**Your instructions**: Print all of the data exactly as written.

Records from a collection of figures
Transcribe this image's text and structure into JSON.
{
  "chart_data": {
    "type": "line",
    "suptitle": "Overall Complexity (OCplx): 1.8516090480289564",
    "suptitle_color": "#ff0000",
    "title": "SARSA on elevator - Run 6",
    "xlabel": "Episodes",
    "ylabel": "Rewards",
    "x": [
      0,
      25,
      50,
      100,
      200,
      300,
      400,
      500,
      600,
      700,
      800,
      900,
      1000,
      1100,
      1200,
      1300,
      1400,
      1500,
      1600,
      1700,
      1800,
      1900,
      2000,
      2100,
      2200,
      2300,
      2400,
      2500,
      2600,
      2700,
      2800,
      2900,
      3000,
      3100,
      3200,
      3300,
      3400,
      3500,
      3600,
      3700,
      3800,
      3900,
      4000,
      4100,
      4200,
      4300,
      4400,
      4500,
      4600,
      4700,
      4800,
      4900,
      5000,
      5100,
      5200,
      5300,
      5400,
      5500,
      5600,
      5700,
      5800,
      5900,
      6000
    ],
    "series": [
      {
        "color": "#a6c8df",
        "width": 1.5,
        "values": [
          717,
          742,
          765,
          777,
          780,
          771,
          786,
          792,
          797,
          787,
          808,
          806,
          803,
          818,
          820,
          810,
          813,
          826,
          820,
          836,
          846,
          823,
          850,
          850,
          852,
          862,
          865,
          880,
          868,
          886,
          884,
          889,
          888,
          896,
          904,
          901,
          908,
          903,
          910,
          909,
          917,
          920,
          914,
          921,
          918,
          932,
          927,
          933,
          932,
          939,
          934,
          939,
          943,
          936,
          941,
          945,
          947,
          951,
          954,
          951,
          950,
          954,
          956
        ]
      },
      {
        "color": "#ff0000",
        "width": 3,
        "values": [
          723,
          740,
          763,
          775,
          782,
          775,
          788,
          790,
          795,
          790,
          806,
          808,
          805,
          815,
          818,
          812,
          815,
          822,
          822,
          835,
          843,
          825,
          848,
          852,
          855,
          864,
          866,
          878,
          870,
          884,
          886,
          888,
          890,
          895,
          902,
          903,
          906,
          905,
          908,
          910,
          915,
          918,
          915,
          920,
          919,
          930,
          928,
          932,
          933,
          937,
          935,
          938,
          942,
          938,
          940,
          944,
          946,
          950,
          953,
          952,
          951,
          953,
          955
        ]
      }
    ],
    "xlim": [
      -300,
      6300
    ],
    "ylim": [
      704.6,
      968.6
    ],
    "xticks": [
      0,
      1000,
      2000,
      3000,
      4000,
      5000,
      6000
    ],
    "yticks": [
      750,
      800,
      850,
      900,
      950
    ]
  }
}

**Result**:
Transcribe this image's text and structure into JSON.
{
  "chart_data": {
    "type": "line",
    "suptitle": "Overall Complexity (OCplx): 1.8516090480289564",
    "suptitle_color": "#ff0000",
    "title": "SARSA on elevator - Run 6",
    "xlabel": "Episodes",
    "ylabel": "Rewards",
    "x": [
      0,
      25,
      50,
      100,
      200,
      300,
      400,
      500,
      600,
      700,
      800,
      900,
      1000,
      1100,
      1200,
      1300,
      1400,
      1500,
      1600,
      1700,
      1800,
      1900,
      2000,
      2100,
      2200,
      2300,
      2400,
      2500,
      2600,
      2700,
      2800,
      2900,
      3000,
      3100,
      3200,
      3300,
      3400,
      3500,
      3600,
      3700,
      3800,
      3900,
      4000,
      4100,
      4200,
      4300,
      4400,
      4500,
      4600,
      4700,
      4800,
      4900,
      5000,
      5100,
      5200,
      5300,
      5400,
      5500,
      5600,
      5700,
      5800,
      5900,
      6000
    ],
    "series": [
      {
        "color": "#a6c8df",
        "width": 1.5,
        "values": [
          717,
          742,
          765,
          777,
          780,
          771,
          786,
          792,
          797,
          787,
          808,
          806,
          803,
          818,
          820,
          810,
          813,
          826,
          820,
          836,
          846,
          823,
          850,
          850,
          852,
          862,
          865,
          880,
          868,
          886,
          884,
          889,
          888,
          896,
          904,
          901,
          908,
          903,
          910,
          909,
          917,
          920,
          914,
          921,
          918,
          932,
          927,
          933,
          932,
          939,
          934,
          939,
          943,
          936,
          941,
          945,
          947,
          951,
          954,
          951,
          950,
          954,
          956
        ]
      },
      {
        "color": "#ff0000",
        "width": 3,
        "values": [
          723,
          740,
          763,
          775,
          782,
          775,
          788,
          790,
          795,
          790,
          806,
          808,
          805,
          815,
          818,
          812,
          815,
          822,
          822,
          835,
          843,
          825,
          848,
          852,
          855,
          864,
          866,
          878,
          870,
          884,
          886,
          888,
          890,
          895,
          902,
          903,
          906,
          905,
          908,
          910,
          915,
          918,
          915,
          920,
          919,
          930,
          928,
          932,
          933,
          937,
          935,
          938,
          942,
          938,
          940,
          944,
          946,
          950,
          953,
          952,
          951,
          953,
          955
        ]
      }
    ],
    "xlim": [
      -300,
      6300
    ],
    "ylim": [
      704.6,
      968.6
    ],
    "xticks": [
      0,
      1000,
      2000,
      3000,
      4000,
      5000,
      6000
    ],
    "yticks": [
      750,
      800,
      850,
      900,
      950
    ]
  }
}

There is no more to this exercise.